Stored data:
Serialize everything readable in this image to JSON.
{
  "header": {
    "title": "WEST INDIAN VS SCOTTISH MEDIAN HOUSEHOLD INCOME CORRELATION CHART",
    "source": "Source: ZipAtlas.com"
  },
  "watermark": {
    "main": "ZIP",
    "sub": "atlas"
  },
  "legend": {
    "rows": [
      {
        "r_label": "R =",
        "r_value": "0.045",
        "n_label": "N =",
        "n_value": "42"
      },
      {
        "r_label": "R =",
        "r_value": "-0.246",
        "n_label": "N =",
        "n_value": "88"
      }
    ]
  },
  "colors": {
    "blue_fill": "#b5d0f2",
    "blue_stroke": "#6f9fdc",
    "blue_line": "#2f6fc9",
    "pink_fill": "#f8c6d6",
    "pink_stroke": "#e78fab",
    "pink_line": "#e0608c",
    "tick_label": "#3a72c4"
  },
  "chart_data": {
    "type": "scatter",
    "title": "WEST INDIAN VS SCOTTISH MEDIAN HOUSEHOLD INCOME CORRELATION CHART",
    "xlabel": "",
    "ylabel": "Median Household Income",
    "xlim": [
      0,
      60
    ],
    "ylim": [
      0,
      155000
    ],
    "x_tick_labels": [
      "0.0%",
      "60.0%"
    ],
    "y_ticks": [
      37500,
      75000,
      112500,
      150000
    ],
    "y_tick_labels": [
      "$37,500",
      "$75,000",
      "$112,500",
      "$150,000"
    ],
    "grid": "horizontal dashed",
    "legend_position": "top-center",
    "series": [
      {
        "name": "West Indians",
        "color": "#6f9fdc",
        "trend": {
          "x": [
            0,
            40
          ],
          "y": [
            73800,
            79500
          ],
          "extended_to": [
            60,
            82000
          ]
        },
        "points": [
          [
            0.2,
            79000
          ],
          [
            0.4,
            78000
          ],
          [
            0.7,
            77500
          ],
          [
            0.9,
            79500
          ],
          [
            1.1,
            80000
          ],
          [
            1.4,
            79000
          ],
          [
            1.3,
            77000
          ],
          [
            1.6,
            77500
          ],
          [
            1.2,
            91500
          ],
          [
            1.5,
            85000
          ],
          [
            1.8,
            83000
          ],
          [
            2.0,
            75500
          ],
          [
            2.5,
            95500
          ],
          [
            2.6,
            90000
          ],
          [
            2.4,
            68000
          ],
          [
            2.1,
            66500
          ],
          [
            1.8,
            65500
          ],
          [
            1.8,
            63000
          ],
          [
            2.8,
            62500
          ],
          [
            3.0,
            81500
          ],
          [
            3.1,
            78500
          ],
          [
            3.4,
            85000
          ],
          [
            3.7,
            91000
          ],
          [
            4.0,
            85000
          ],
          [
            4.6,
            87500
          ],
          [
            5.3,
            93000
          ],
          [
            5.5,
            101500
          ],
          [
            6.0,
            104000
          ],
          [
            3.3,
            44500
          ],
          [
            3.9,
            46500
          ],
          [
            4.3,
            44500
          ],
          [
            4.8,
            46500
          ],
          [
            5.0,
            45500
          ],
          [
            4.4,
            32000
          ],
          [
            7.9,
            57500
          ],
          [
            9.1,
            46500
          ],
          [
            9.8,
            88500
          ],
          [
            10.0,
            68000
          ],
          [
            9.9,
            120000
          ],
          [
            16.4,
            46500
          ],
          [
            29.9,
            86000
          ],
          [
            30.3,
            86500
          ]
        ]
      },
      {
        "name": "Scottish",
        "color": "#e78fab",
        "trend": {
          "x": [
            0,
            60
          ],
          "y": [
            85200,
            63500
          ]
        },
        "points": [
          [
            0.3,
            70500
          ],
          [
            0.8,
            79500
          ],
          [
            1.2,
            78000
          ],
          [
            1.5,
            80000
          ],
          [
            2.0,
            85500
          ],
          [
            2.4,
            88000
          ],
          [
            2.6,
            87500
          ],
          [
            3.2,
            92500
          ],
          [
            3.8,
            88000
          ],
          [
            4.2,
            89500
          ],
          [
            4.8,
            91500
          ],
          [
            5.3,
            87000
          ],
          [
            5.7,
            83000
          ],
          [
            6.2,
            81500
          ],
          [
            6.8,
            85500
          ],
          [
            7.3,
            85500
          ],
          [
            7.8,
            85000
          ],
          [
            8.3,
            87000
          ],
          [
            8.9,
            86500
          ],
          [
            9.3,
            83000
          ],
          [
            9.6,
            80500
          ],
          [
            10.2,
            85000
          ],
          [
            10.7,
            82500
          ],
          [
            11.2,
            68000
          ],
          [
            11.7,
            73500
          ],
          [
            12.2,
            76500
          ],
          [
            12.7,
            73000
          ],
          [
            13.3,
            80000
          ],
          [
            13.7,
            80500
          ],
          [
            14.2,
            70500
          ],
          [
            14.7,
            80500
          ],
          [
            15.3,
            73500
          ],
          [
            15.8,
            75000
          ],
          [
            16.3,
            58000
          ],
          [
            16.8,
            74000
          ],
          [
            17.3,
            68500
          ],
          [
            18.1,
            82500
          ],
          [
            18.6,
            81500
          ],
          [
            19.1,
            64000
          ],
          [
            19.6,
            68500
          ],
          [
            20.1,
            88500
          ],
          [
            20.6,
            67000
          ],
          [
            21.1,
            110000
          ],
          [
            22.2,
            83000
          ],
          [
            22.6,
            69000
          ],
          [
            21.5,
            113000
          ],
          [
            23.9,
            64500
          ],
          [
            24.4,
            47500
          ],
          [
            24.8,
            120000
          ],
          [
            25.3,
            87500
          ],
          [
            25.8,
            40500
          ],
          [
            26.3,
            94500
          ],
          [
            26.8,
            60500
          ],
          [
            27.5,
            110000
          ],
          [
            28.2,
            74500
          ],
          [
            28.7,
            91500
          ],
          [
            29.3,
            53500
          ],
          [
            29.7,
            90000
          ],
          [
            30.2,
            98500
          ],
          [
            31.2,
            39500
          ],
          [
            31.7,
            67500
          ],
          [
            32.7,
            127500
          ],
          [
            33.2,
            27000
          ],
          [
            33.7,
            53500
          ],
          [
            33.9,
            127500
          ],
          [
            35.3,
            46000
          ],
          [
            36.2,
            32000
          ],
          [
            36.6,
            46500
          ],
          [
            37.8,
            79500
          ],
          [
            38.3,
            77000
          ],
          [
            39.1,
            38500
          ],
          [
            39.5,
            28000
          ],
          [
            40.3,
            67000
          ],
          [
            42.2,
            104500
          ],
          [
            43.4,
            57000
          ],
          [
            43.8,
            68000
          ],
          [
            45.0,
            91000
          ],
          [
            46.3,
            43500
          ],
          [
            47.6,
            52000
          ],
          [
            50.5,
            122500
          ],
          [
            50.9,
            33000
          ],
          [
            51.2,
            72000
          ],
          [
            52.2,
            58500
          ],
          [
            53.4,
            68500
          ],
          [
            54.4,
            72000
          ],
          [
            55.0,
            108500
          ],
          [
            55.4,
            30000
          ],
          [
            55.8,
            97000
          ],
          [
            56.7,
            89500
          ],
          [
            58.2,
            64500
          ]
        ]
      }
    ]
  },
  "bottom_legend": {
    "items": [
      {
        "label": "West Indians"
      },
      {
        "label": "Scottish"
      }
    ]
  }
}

§ Aim of the task: Locate the word "Indians" in the data above. Copy every line carrying it.

§ Solution for this task:
        "name": "West Indians",
        "label": "West Indians"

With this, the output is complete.